Task goal
Everything in the listing should be restated word for word.
-- begin --
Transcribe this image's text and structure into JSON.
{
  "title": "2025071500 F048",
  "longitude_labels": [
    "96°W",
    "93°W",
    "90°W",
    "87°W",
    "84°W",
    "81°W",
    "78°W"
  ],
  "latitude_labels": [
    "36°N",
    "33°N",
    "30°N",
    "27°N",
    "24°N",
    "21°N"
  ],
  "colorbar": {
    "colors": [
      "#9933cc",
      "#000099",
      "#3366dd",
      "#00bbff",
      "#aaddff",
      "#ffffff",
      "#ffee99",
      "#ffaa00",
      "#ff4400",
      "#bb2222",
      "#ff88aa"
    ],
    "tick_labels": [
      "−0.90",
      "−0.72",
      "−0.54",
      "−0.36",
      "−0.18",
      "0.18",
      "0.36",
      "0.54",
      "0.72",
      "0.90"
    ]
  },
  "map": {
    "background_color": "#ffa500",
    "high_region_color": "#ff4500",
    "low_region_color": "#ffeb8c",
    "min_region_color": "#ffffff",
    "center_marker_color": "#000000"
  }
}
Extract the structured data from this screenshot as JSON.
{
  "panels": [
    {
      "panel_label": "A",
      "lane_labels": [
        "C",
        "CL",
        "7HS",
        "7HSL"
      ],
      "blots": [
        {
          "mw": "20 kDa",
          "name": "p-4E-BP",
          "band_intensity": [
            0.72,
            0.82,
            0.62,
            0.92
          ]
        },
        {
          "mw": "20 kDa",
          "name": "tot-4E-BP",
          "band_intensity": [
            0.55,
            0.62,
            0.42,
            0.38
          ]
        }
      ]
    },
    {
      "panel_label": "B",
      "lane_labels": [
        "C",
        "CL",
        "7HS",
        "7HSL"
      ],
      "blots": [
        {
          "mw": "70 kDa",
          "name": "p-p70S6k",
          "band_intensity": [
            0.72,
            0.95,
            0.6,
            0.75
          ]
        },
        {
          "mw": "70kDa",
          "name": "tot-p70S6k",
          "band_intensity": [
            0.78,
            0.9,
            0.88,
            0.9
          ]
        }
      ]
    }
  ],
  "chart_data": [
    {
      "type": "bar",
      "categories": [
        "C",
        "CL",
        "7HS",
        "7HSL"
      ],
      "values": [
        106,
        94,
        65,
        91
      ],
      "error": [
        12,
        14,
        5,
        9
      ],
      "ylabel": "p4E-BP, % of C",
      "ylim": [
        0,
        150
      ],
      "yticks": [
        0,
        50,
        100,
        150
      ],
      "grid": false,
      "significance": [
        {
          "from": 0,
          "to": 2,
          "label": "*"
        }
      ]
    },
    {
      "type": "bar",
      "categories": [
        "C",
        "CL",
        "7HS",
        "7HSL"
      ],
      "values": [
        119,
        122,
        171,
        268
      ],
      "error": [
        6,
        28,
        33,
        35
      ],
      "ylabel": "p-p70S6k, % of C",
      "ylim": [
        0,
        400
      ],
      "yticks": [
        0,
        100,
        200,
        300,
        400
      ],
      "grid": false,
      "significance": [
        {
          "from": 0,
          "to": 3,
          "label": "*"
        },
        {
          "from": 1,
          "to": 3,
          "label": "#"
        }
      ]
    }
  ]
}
-- end --
Solution to this problem
Transcribe this image's text and structure into JSON.
{
  "title": "2025071500 F048",
  "longitude_labels": [
    "96°W",
    "93°W",
    "90°W",
    "87°W",
    "84°W",
    "81°W",
    "78°W"
  ],
  "latitude_labels": [
    "36°N",
    "33°N",
    "30°N",
    "27°N",
    "24°N",
    "21°N"
  ],
  "colorbar": {
    "colors": [
      "#9933cc",
      "#000099",
      "#3366dd",
      "#00bbff",
      "#aaddff",
      "#ffffff",
      "#ffee99",
      "#ffaa00",
      "#ff4400",
      "#bb2222",
      "#ff88aa"
    ],
    "tick_labels": [
      "−0.90",
      "−0.72",
      "−0.54",
      "−0.36",
      "−0.18",
      "0.18",
      "0.36",
      "0.54",
      "0.72",
      "0.90"
    ]
  },
  "map": {
    "background_color": "#ffa500",
    "high_region_color": "#ff4500",
    "low_region_color": "#ffeb8c",
    "min_region_color": "#ffffff",
    "center_marker_color": "#000000"
  }
}
Extract the structured data from this screenshot as JSON.
{
  "panels": [
    {
      "panel_label": "A",
      "lane_labels": [
        "C",
        "CL",
        "7HS",
        "7HSL"
      ],
      "blots": [
        {
          "mw": "20 kDa",
          "name": "p-4E-BP",
          "band_intensity": [
            0.72,
            0.82,
            0.62,
            0.92
          ]
        },
        {
          "mw": "20 kDa",
          "name": "tot-4E-BP",
          "band_intensity": [
            0.55,
            0.62,
            0.42,
            0.38
          ]
        }
      ]
    },
    {
      "panel_label": "B",
      "lane_labels": [
        "C",
        "CL",
        "7HS",
        "7HSL"
      ],
      "blots": [
        {
          "mw": "70 kDa",
          "name": "p-p70S6k",
          "band_intensity": [
            0.72,
            0.95,
            0.6,
            0.75
          ]
        },
        {
          "mw": "70kDa",
          "name": "tot-p70S6k",
          "band_intensity": [
            0.78,
            0.9,
            0.88,
            0.9
          ]
        }
      ]
    }
  ],
  "chart_data": [
    {
      "type": "bar",
      "categories": [
        "C",
        "CL",
        "7HS",
        "7HSL"
      ],
      "values": [
        106,
        94,
        65,
        91
      ],
      "error": [
        12,
        14,
        5,
        9
      ],
      "ylabel": "p4E-BP, % of C",
      "ylim": [
        0,
        150
      ],
      "yticks": [
        0,
        50,
        100,
        150
      ],
      "grid": false,
      "significance": [
        {
          "from": 0,
          "to": 2,
          "label": "*"
        }
      ]
    },
    {
      "type": "bar",
      "categories": [
        "C",
        "CL",
        "7HS",
        "7HSL"
      ],
      "values": [
        119,
        122,
        171,
        268
      ],
      "error": [
        6,
        28,
        33,
        35
      ],
      "ylabel": "p-p70S6k, % of C",
      "ylim": [
        0,
        400
      ],
      "yticks": [
        0,
        100,
        200,
        300,
        400
      ],
      "grid": false,
      "significance": [
        {
          "from": 0,
          "to": 3,
          "label": "*"
        },
        {
          "from": 1,
          "to": 3,
          "label": "#"
        }
      ]
    }
  ]
}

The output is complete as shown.